-- START OF Document text --

To be more accurate in my analogy with make, I should have said that I can have multiple final targets, but I need to build them all every time
 
If I understood correctly you will certainly need to implement some synchronization mechanism as well as some way to block the main thread until other threads have done a specific thing. You can use signals. Check out the following functions - they can be proven very useful but handle them with care.
If you need further help post some (simplified) code.

pthread_sigmask(3)
pthread_kill(3)
 
@kreyszig

Thanks for providing more details. The dependencies do make it more involved than the 'distribute a single chunk of work' case, but you can remove those details from the thread handling itself, and still simplify synchronization.

[ For simplicity, I'll assume you have prior knowledge of all required tasks (have already constructed the full dependency graph/DAG), and so can easily determine dependencies across tasks. ]

Ignore threading for a second, lets just deal with dependencies.

All tasks with zero dependencies can be processed immediately, independent of all other tasks. As tasks with zero dependencies are completed, the number of dependencies held by their parents decreases - creating more tasks with zero dependencies that can be processed independently.

Imagine a simple framework that processes this data serially. There are any number of ways, but let's imagine you maintain a single 'zero dependency' list/queue. You can pick any task from the zero queue, blindly, in any order, and execute it. Once that task is complete, you can (now, or at some time in the future) decrement the dependency count of any parent tasks. If any parents count is now zero, you can (now, or at some time in the future) add it to the 'zero' queue.

Process the zero queue this way, and all tasks will be complete in the correct order.

Now imagine you have 16 'workers', how does it scale? Easy - nothing changes. They simply have to process the zero queue. They don't have to worry about syncronization or dependencies across tasks. If there's something in the zero queue, they process it. If the zero queue is empty, they wait. Simple.

So, now the mechanics of the threading...

-- END OF Document text --
-- START OF Given entries --

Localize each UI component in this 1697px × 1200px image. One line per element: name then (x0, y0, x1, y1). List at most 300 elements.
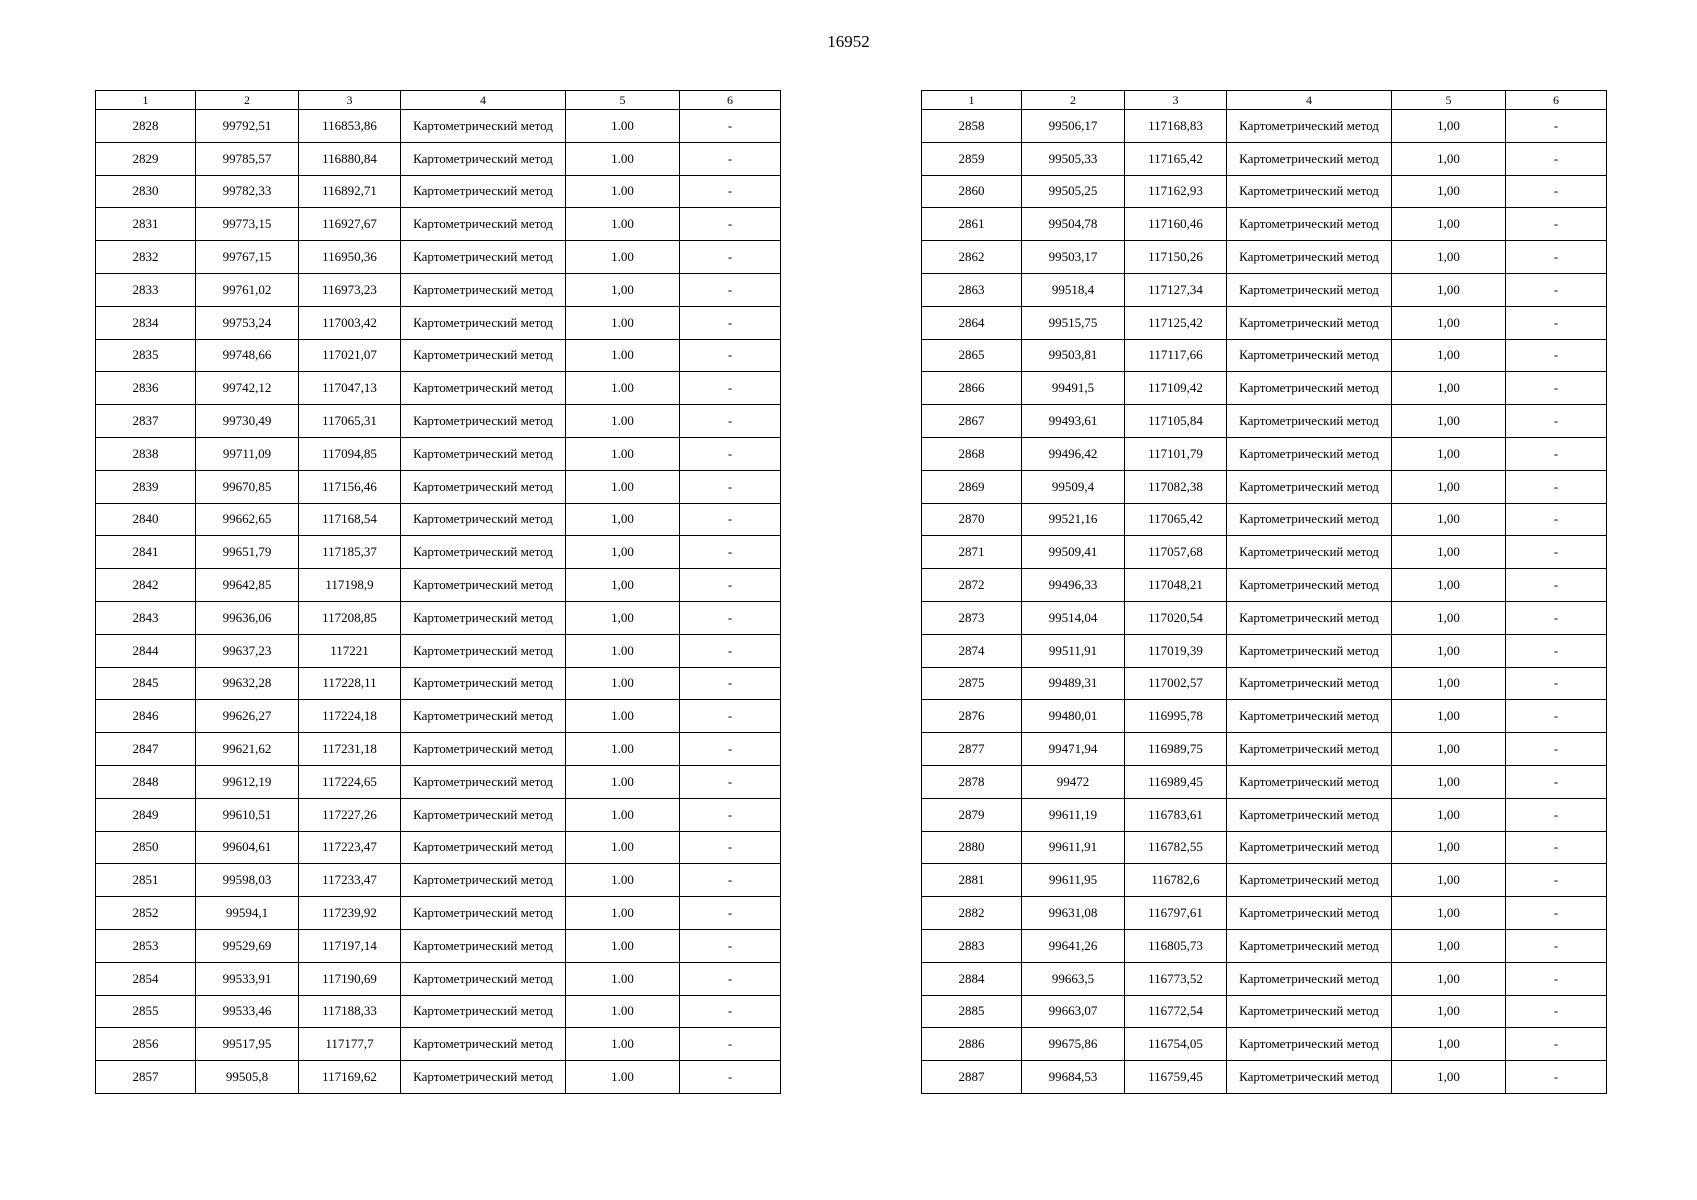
method-cell: Картометрический метод (1227, 1028, 1392, 1061)
method-cell: Картометрический метод (1227, 208, 1392, 241)
y-coordinate-cell: 117165,42 (1125, 142, 1227, 175)
description-cell: - (680, 241, 781, 274)
point-number-cell: 2878 (922, 765, 1022, 798)
x-coordinate-cell: 99642,85 (196, 569, 299, 602)
description-cell: - (1506, 470, 1607, 503)
accuracy-cell: 1,00 (1392, 175, 1506, 208)
point-number-cell: 2854 (96, 962, 196, 995)
y-coordinate-cell: 116853,86 (299, 110, 401, 143)
y-coordinate-cell: 117156,46 (299, 470, 401, 503)
point-number-cell: 2843 (96, 601, 196, 634)
table-row (96, 733, 781, 766)
accuracy-cell: 1.00 (566, 1028, 680, 1061)
accuracy-cell: 1.00 (566, 241, 680, 274)
header-cell: 1 (922, 91, 1022, 110)
y-coordinate-cell: 117125,42 (1125, 306, 1227, 339)
table-row (96, 897, 781, 930)
accuracy-cell: 1.00 (566, 1061, 680, 1094)
accuracy-cell: 1,00 (1392, 864, 1506, 897)
y-coordinate-cell: 117109,42 (1125, 372, 1227, 405)
method-cell: Картометрический метод (401, 142, 566, 175)
accuracy-cell: 1,00 (1392, 306, 1506, 339)
table-row (96, 110, 781, 143)
point-number-cell: 2876 (922, 700, 1022, 733)
method-cell: Картометрический метод (401, 1028, 566, 1061)
accuracy-cell: 1.00 (566, 142, 680, 175)
method-cell: Картометрический метод (401, 372, 566, 405)
x-coordinate-cell: 99504,78 (1022, 208, 1125, 241)
table-row (96, 995, 781, 1028)
point-number-cell: 2875 (922, 667, 1022, 700)
table-row (96, 208, 781, 241)
x-coordinate-cell: 99711,09 (196, 437, 299, 470)
header-cell: 4 (1227, 91, 1392, 110)
table-row (96, 601, 781, 634)
accuracy-cell: 1,00 (1392, 929, 1506, 962)
table-row (96, 241, 781, 274)
coordinates-table-left (95, 90, 781, 1094)
table-row (922, 536, 1607, 569)
header-cell: 6 (1506, 91, 1607, 110)
x-coordinate-cell: 99637,23 (196, 634, 299, 667)
table-row (922, 733, 1607, 766)
method-cell: Картометрический метод (1227, 995, 1392, 1028)
method-cell: Картометрический метод (1227, 897, 1392, 930)
x-coordinate-cell: 99730,49 (196, 405, 299, 438)
point-number-cell: 2855 (96, 995, 196, 1028)
table-row (922, 634, 1607, 667)
x-coordinate-cell: 99662,65 (196, 503, 299, 536)
y-coordinate-cell: 117197,14 (299, 929, 401, 962)
table-row (96, 175, 781, 208)
x-coordinate-cell: 99480,01 (1022, 700, 1125, 733)
accuracy-cell: 1,00 (1392, 667, 1506, 700)
method-cell: Картометрический метод (401, 175, 566, 208)
table-row (922, 110, 1607, 143)
accuracy-cell: 1,00 (1392, 798, 1506, 831)
y-coordinate-cell: 117101,79 (1125, 437, 1227, 470)
point-number-cell: 2880 (922, 831, 1022, 864)
method-cell: Картометрический метод (401, 241, 566, 274)
table-row (96, 372, 781, 405)
accuracy-cell: 1.00 (566, 175, 680, 208)
method-cell: Картометрический метод (1227, 470, 1392, 503)
point-number-cell: 2864 (922, 306, 1022, 339)
table-row (96, 339, 781, 372)
y-coordinate-cell: 117239,92 (299, 897, 401, 930)
point-number-cell: 2851 (96, 864, 196, 897)
point-number-cell: 2848 (96, 765, 196, 798)
y-coordinate-cell: 117057,68 (1125, 536, 1227, 569)
x-coordinate-cell: 99509,41 (1022, 536, 1125, 569)
method-cell: Картометрический метод (401, 110, 566, 143)
description-cell: - (1506, 503, 1607, 536)
description-cell: - (1506, 929, 1607, 962)
description-cell: - (680, 962, 781, 995)
table-row (96, 962, 781, 995)
x-coordinate-cell: 99509,4 (1022, 470, 1125, 503)
point-number-cell: 2863 (922, 273, 1022, 306)
description-cell: - (1506, 536, 1607, 569)
method-cell: Картометрический метод (401, 929, 566, 962)
accuracy-cell: 1,00 (1392, 339, 1506, 372)
method-cell: Картометрический метод (1227, 962, 1392, 995)
y-coordinate-cell: 117094,85 (299, 437, 401, 470)
x-coordinate-cell: 99651,79 (196, 536, 299, 569)
description-cell: - (680, 667, 781, 700)
x-coordinate-cell: 99670,85 (196, 470, 299, 503)
x-coordinate-cell: 99610,51 (196, 798, 299, 831)
accuracy-cell: 1.00 (566, 733, 680, 766)
description-cell: - (1506, 765, 1607, 798)
point-number-cell: 2833 (96, 273, 196, 306)
method-cell: Картометрический метод (401, 569, 566, 602)
table-row (922, 765, 1607, 798)
description-cell: - (680, 372, 781, 405)
accuracy-cell: 1,00 (1392, 569, 1506, 602)
description-cell: - (1506, 897, 1607, 930)
y-coordinate-cell: 117117,66 (1125, 339, 1227, 372)
x-coordinate-cell: 99631,08 (1022, 897, 1125, 930)
x-coordinate-cell: 99598,03 (196, 864, 299, 897)
x-coordinate-cell: 99521,16 (1022, 503, 1125, 536)
method-cell: Картометрический метод (1227, 798, 1392, 831)
method-cell: Картометрический метод (401, 470, 566, 503)
x-coordinate-cell: 99611,19 (1022, 798, 1125, 831)
accuracy-cell: 1,00 (1392, 1028, 1506, 1061)
x-coordinate-cell: 99514,04 (1022, 601, 1125, 634)
method-cell: Картометрический метод (401, 1061, 566, 1094)
x-coordinate-cell: 99663,5 (1022, 962, 1125, 995)
point-number-cell: 2830 (96, 175, 196, 208)
description-cell: - (680, 536, 781, 569)
accuracy-cell: 1,00 (1392, 241, 1506, 274)
x-coordinate-cell: 99503,17 (1022, 241, 1125, 274)
table-row (96, 306, 781, 339)
table-row (922, 700, 1607, 733)
description-cell: - (1506, 1028, 1607, 1061)
point-number-cell: 2862 (922, 241, 1022, 274)
y-coordinate-cell: 116754,05 (1125, 1028, 1227, 1061)
x-coordinate-cell: 99626,27 (196, 700, 299, 733)
point-number-cell: 2844 (96, 634, 196, 667)
table-row (96, 536, 781, 569)
x-coordinate-cell: 99471,94 (1022, 733, 1125, 766)
point-number-cell: 2846 (96, 700, 196, 733)
table-row (922, 962, 1607, 995)
x-coordinate-cell: 99748,66 (196, 339, 299, 372)
table-row (922, 995, 1607, 1028)
table-row (922, 864, 1607, 897)
x-coordinate-cell: 99761,02 (196, 273, 299, 306)
table-row (96, 634, 781, 667)
point-number-cell: 2838 (96, 437, 196, 470)
y-coordinate-cell: 116892,71 (299, 175, 401, 208)
header-cell: 2 (196, 91, 299, 110)
x-coordinate-cell: 99518,4 (1022, 273, 1125, 306)
method-cell: Картометрический метод (1227, 1061, 1392, 1094)
x-coordinate-cell: 99505,8 (196, 1061, 299, 1094)
method-cell: Картометрический метод (401, 405, 566, 438)
point-number-cell: 2882 (922, 897, 1022, 930)
table-row (922, 175, 1607, 208)
table-row (922, 241, 1607, 274)
y-coordinate-cell: 117047,13 (299, 372, 401, 405)
x-coordinate-cell: 99773,15 (196, 208, 299, 241)
method-cell: Картометрический метод (401, 273, 566, 306)
point-number-cell: 2845 (96, 667, 196, 700)
description-cell: - (680, 437, 781, 470)
x-coordinate-cell: 99506,17 (1022, 110, 1125, 143)
header-cell: 5 (566, 91, 680, 110)
coordinates-table-right (921, 90, 1607, 1094)
y-coordinate-cell: 116773,52 (1125, 962, 1227, 995)
accuracy-cell: 1.00 (566, 929, 680, 962)
description-cell: - (680, 273, 781, 306)
accuracy-cell: 1,00 (566, 503, 680, 536)
point-number-cell: 2881 (922, 864, 1022, 897)
y-coordinate-cell: 116805,73 (1125, 929, 1227, 962)
table-row (922, 405, 1607, 438)
accuracy-cell: 1.00 (566, 110, 680, 143)
accuracy-cell: 1.00 (566, 962, 680, 995)
description-cell: - (680, 897, 781, 930)
x-coordinate-cell: 99533,91 (196, 962, 299, 995)
method-cell: Картометрический метод (401, 601, 566, 634)
accuracy-cell: 1,00 (1392, 110, 1506, 143)
point-number-cell: 2861 (922, 208, 1022, 241)
accuracy-cell: 1,00 (1392, 503, 1506, 536)
table-row (922, 667, 1607, 700)
y-coordinate-cell: 117224,18 (299, 700, 401, 733)
method-cell: Картометрический метод (401, 864, 566, 897)
description-cell: - (1506, 733, 1607, 766)
description-cell: - (1506, 437, 1607, 470)
accuracy-cell: 1.00 (566, 208, 680, 241)
table-row (96, 470, 781, 503)
accuracy-cell: 1.00 (566, 372, 680, 405)
method-cell: Картометрический метод (1227, 765, 1392, 798)
method-cell: Картометрический метод (1227, 241, 1392, 274)
table-row (96, 864, 781, 897)
table-row (922, 470, 1607, 503)
accuracy-cell: 1,00 (1392, 405, 1506, 438)
x-coordinate-cell: 99785,57 (196, 142, 299, 175)
x-coordinate-cell: 99472 (1022, 765, 1125, 798)
point-number-cell: 2829 (96, 142, 196, 175)
table-row (96, 1061, 781, 1094)
point-number-cell: 2850 (96, 831, 196, 864)
x-coordinate-cell: 99505,33 (1022, 142, 1125, 175)
table-row (922, 929, 1607, 962)
y-coordinate-cell: 117208,85 (299, 601, 401, 634)
y-coordinate-cell: 116973,23 (299, 273, 401, 306)
x-coordinate-cell: 99517,95 (196, 1028, 299, 1061)
description-cell: - (1506, 1061, 1607, 1094)
header-cell: 3 (1125, 91, 1227, 110)
table-row (922, 437, 1607, 470)
y-coordinate-cell: 117065,42 (1125, 503, 1227, 536)
method-cell: Картометрический метод (401, 536, 566, 569)
description-cell: - (680, 634, 781, 667)
point-number-cell: 2879 (922, 798, 1022, 831)
description-cell: - (680, 700, 781, 733)
description-cell: - (680, 1028, 781, 1061)
y-coordinate-cell: 116995,78 (1125, 700, 1227, 733)
y-coordinate-cell: 117190,69 (299, 962, 401, 995)
method-cell: Картометрический метод (401, 306, 566, 339)
table-row (96, 667, 781, 700)
description-cell: - (680, 1061, 781, 1094)
description-cell: - (680, 733, 781, 766)
method-cell: Картометрический метод (401, 667, 566, 700)
description-cell: - (680, 208, 781, 241)
y-coordinate-cell: 117019,39 (1125, 634, 1227, 667)
accuracy-cell: 1.00 (566, 306, 680, 339)
y-coordinate-cell: 116950,36 (299, 241, 401, 274)
y-coordinate-cell: 117003,42 (299, 306, 401, 339)
accuracy-cell: 1,00 (566, 601, 680, 634)
y-coordinate-cell: 116989,75 (1125, 733, 1227, 766)
description-cell: - (1506, 798, 1607, 831)
accuracy-cell: 1.00 (566, 798, 680, 831)
point-number-cell: 2836 (96, 372, 196, 405)
y-coordinate-cell: 117065,31 (299, 405, 401, 438)
x-coordinate-cell: 99684,53 (1022, 1061, 1125, 1094)
table-row (96, 700, 781, 733)
description-cell: - (680, 503, 781, 536)
table-row (96, 273, 781, 306)
description-cell: - (1506, 339, 1607, 372)
accuracy-cell: 1.00 (566, 864, 680, 897)
method-cell: Картометрический метод (401, 208, 566, 241)
method-cell: Картометрический метод (401, 765, 566, 798)
header-cell: 5 (1392, 91, 1506, 110)
point-number-cell: 2842 (96, 569, 196, 602)
method-cell: Картометрический метод (1227, 339, 1392, 372)
accuracy-cell: 1.00 (566, 634, 680, 667)
method-cell: Картометрический метод (1227, 142, 1392, 175)
x-coordinate-cell: 99496,33 (1022, 569, 1125, 602)
point-number-cell: 2874 (922, 634, 1022, 667)
method-cell: Картометрический метод (1227, 864, 1392, 897)
table-row (922, 798, 1607, 831)
y-coordinate-cell: 117227,26 (299, 798, 401, 831)
accuracy-cell: 1,00 (1392, 437, 1506, 470)
y-coordinate-cell: 117188,33 (299, 995, 401, 1028)
method-cell: Картометрический метод (401, 831, 566, 864)
x-coordinate-cell: 99491,5 (1022, 372, 1125, 405)
description-cell: - (680, 470, 781, 503)
method-cell: Картометрический метод (1227, 110, 1392, 143)
header-cell: 1 (96, 91, 196, 110)
method-cell: Картометрический метод (1227, 733, 1392, 766)
x-coordinate-cell: 99621,62 (196, 733, 299, 766)
y-coordinate-cell: 116772,54 (1125, 995, 1227, 1028)
method-cell: Картометрический метод (401, 700, 566, 733)
table-row (922, 142, 1607, 175)
accuracy-cell: 1.00 (566, 831, 680, 864)
table-row (96, 798, 781, 831)
x-coordinate-cell: 99503,81 (1022, 339, 1125, 372)
table-row (96, 569, 781, 602)
y-coordinate-cell: 117021,07 (299, 339, 401, 372)
point-number-cell: 2849 (96, 798, 196, 831)
description-cell: - (1506, 667, 1607, 700)
method-cell: Картометрический метод (1227, 667, 1392, 700)
y-coordinate-cell: 117198,9 (299, 569, 401, 602)
header-cell: 4 (401, 91, 566, 110)
point-number-cell: 2869 (922, 470, 1022, 503)
x-coordinate-cell: 99533,46 (196, 995, 299, 1028)
y-coordinate-cell: 117048,21 (1125, 569, 1227, 602)
x-coordinate-cell: 99675,86 (1022, 1028, 1125, 1061)
point-number-cell: 2840 (96, 503, 196, 536)
point-number-cell: 2870 (922, 503, 1022, 536)
y-coordinate-cell: 116782,55 (1125, 831, 1227, 864)
accuracy-cell: 1,00 (1392, 995, 1506, 1028)
method-cell: Картометрический метод (1227, 929, 1392, 962)
method-cell: Картометрический метод (1227, 273, 1392, 306)
accuracy-cell: 1.00 (566, 405, 680, 438)
table-row (96, 929, 781, 962)
table-row (922, 273, 1607, 306)
description-cell: - (680, 864, 781, 897)
description-cell: - (680, 405, 781, 438)
table-row (922, 372, 1607, 405)
x-coordinate-cell: 99792,51 (196, 110, 299, 143)
description-cell: - (680, 798, 781, 831)
method-cell: Картометрический метод (1227, 405, 1392, 438)
point-number-cell: 2886 (922, 1028, 1022, 1061)
y-coordinate-cell: 116880,84 (299, 142, 401, 175)
point-number-cell: 2868 (922, 437, 1022, 470)
y-coordinate-cell: 116759,45 (1125, 1061, 1227, 1094)
table-header-row (96, 91, 781, 110)
x-coordinate-cell: 99782,33 (196, 175, 299, 208)
table-row (96, 1028, 781, 1061)
point-number-cell: 2837 (96, 405, 196, 438)
header-cell: 3 (299, 91, 401, 110)
description-cell: - (680, 601, 781, 634)
point-number-cell: 2877 (922, 733, 1022, 766)
method-cell: Картометрический метод (401, 503, 566, 536)
y-coordinate-cell: 116927,67 (299, 208, 401, 241)
y-coordinate-cell: 117105,84 (1125, 405, 1227, 438)
x-coordinate-cell: 99489,31 (1022, 667, 1125, 700)
header-cell: 6 (680, 91, 781, 110)
x-coordinate-cell: 99742,12 (196, 372, 299, 405)
y-coordinate-cell: 117127,34 (1125, 273, 1227, 306)
method-cell: Картометрический метод (1227, 372, 1392, 405)
x-coordinate-cell: 99767,15 (196, 241, 299, 274)
point-number-cell: 2871 (922, 536, 1022, 569)
description-cell: - (1506, 273, 1607, 306)
x-coordinate-cell: 99612,19 (196, 765, 299, 798)
table-row (922, 208, 1607, 241)
point-number-cell: 2835 (96, 339, 196, 372)
accuracy-cell: 1.00 (566, 437, 680, 470)
x-coordinate-cell: 99496,42 (1022, 437, 1125, 470)
table-row (922, 897, 1607, 930)
table-row (922, 601, 1607, 634)
description-cell: - (1506, 962, 1607, 995)
method-cell: Картометрический метод (1227, 175, 1392, 208)
y-coordinate-cell: 117002,57 (1125, 667, 1227, 700)
description-cell: - (680, 831, 781, 864)
method-cell: Картометрический метод (1227, 503, 1392, 536)
x-coordinate-cell: 99493,61 (1022, 405, 1125, 438)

-- END OF Given entries --

Exercise instructions = Reproduce the entire text on threads and task dependencies word for word. The records have nothing to do with this.

Finished answer =
To be more accurate in my analogy with make, I should have said that I can have multiple final targets, but I need to build them all every time
 
If I understood correctly you will certainly need to implement some synchronization mechanism as well as some way to block the main thread until other threads have done a specific thing. You can use signals. Check out the following functions - they can be proven very useful but handle them with care.
If you need further help post some (simplified) code.

pthread_sigmask(3)
pthread_kill(3)
 
@kreyszig

Thanks for providing more details. The dependencies do make it more involved than the 'distribute a single chunk of work' case, but you can remove those details from the thread handling itself, and still simplify synchronization.

[ For simplicity, I'll assume you have prior knowledge of all required tasks (have already constructed the full dependency graph/DAG), and so can easily determine dependencies across tasks. ]

Ignore threading for a second, lets just deal with dependencies.

All tasks with zero dependencies can be processed immediately, independent of all other tasks. As tasks with zero dependencies are completed, the number of dependencies held by their parents decreases - creating more tasks with zero dependencies that can be processed independently.

Imagine a simple framework that processes this data serially. There are any number of ways, but let's imagine you maintain a single 'zero dependency' list/queue. You can pick any task from the zero queue, blindly, in any order, and execute it. Once that task is complete, you can (now, or at some time in the future) decrement the dependency count of any parent tasks. If any parents count is now zero, you can (now, or at some time in the future) add it to the 'zero' queue.

Process the zero queue this way, and all tasks will be complete in the correct order.

Now imagine you have 16 'workers', how does it scale? Easy - nothing changes. They simply have to process the zero queue. They don't have to worry about syncronization or dependencies across tasks. If there's something in the zero queue, they process it. If the zero queue is empty, they wait. Simple.

So, now the mechanics of the threading...